### WHAT YOU NEED TO DO
Lines containing the string "label" are to be counted. Write only how many there are.

Start DATA SHOWN

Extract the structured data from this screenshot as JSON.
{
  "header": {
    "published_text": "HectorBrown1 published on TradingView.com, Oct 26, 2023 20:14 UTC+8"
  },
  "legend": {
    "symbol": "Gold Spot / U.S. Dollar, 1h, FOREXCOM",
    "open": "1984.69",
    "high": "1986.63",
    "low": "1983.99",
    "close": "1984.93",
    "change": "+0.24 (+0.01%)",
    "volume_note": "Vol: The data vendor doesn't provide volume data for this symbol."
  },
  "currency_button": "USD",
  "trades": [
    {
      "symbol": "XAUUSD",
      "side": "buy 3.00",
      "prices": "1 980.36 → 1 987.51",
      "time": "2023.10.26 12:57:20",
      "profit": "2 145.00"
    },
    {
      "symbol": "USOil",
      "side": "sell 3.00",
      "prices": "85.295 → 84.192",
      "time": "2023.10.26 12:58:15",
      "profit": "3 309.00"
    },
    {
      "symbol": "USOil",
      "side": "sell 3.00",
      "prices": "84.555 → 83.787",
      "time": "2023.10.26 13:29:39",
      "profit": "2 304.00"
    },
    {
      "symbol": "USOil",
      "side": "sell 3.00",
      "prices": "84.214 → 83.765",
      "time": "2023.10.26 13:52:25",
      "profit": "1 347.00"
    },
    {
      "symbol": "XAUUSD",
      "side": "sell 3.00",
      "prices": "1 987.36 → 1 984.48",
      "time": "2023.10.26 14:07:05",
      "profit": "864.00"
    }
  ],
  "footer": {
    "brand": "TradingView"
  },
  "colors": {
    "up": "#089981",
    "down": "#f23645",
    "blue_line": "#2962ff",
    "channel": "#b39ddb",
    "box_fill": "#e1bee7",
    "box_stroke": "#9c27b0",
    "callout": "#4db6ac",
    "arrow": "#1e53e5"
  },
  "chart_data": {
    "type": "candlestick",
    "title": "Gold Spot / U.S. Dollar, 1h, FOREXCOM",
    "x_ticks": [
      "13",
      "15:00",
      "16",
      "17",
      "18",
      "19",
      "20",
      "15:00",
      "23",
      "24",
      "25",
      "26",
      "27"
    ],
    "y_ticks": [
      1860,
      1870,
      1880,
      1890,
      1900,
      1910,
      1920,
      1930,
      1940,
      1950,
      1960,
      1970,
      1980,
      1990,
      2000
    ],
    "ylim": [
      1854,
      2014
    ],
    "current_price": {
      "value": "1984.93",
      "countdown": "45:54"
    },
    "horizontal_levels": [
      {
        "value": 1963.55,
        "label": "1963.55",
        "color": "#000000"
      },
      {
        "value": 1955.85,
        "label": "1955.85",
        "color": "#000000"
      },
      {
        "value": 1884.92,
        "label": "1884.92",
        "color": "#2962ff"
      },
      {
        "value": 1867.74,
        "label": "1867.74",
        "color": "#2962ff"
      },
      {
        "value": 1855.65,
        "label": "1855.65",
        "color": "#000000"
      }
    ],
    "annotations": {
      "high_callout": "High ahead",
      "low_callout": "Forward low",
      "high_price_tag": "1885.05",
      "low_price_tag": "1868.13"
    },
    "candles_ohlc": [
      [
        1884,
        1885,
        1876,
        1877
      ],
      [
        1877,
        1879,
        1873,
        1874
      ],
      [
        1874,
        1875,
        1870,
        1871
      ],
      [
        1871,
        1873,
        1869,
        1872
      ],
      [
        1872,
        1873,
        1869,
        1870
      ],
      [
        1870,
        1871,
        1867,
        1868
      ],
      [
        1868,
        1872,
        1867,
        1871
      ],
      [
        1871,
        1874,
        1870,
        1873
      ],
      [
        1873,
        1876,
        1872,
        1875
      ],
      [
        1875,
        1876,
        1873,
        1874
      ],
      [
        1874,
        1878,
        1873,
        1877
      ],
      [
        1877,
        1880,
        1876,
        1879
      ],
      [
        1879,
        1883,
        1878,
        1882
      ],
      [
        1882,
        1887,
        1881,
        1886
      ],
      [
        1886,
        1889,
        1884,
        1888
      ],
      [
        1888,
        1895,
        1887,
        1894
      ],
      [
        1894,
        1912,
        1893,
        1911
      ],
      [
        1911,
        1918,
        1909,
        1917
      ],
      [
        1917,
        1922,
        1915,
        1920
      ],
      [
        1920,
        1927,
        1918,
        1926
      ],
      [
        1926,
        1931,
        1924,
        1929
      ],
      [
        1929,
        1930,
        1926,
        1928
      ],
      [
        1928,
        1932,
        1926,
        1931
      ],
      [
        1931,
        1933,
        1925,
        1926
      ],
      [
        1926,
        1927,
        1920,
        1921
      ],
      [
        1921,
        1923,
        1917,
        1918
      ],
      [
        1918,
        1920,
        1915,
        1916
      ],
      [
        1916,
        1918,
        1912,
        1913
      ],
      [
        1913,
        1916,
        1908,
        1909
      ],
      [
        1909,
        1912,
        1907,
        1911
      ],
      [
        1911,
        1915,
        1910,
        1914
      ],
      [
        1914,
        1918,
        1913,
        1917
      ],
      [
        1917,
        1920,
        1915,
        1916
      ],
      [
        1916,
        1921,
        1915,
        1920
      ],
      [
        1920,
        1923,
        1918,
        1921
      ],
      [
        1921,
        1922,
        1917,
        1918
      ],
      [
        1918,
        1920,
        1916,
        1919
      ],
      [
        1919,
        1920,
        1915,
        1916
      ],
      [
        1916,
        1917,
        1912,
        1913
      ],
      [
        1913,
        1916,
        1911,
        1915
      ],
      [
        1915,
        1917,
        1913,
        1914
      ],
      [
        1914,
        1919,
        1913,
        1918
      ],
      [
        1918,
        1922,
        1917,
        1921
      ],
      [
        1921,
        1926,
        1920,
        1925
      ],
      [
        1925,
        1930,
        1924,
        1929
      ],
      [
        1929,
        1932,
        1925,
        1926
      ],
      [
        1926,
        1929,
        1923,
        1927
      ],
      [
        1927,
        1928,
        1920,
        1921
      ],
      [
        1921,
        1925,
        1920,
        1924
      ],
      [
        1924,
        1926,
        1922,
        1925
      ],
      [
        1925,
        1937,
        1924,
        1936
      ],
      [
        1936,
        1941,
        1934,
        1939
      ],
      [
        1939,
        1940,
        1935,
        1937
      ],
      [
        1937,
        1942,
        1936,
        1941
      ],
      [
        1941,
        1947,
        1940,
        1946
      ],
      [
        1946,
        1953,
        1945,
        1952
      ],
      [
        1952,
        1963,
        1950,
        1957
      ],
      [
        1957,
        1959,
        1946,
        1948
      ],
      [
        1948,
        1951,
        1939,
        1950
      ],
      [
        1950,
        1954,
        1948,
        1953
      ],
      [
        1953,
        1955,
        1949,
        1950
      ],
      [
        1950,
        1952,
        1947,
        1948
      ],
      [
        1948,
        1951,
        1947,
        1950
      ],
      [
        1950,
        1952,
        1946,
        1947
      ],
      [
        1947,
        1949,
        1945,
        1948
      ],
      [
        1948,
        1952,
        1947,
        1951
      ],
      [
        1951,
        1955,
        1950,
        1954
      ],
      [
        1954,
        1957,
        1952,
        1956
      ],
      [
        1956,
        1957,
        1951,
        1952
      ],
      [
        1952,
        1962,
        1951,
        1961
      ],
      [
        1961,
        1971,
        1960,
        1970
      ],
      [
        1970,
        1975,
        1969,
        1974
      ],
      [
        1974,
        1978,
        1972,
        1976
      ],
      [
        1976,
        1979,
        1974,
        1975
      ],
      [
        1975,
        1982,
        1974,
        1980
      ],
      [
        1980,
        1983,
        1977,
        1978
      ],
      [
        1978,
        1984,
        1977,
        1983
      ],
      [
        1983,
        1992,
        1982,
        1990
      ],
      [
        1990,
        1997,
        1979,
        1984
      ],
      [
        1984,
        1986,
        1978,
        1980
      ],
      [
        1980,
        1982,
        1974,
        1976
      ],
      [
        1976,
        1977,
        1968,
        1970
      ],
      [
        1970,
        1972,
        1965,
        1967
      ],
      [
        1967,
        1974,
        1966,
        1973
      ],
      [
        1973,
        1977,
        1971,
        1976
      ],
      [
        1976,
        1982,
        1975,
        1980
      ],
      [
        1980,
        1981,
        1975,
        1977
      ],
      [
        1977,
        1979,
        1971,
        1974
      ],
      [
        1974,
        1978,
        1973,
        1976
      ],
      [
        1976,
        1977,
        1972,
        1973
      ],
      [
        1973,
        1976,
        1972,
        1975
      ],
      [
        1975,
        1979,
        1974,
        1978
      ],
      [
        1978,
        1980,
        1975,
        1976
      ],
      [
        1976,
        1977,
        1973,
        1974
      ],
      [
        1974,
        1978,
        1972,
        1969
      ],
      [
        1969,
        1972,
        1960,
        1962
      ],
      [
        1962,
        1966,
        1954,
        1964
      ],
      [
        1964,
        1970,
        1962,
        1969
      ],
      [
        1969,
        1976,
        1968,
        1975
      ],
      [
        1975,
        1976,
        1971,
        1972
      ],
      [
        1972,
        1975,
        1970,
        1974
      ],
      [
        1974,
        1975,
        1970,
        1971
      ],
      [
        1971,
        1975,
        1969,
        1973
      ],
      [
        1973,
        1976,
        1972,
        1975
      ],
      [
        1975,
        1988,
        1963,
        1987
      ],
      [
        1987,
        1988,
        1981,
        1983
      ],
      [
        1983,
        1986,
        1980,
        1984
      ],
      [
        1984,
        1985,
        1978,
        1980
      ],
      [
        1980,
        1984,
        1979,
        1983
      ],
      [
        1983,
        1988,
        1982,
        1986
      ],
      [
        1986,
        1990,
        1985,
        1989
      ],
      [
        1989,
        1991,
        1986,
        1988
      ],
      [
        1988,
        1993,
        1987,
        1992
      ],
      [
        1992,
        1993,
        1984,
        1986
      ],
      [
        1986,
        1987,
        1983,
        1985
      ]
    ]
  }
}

End DATA SHOWN

### OUTPUT FOR THIS EXERCISE
5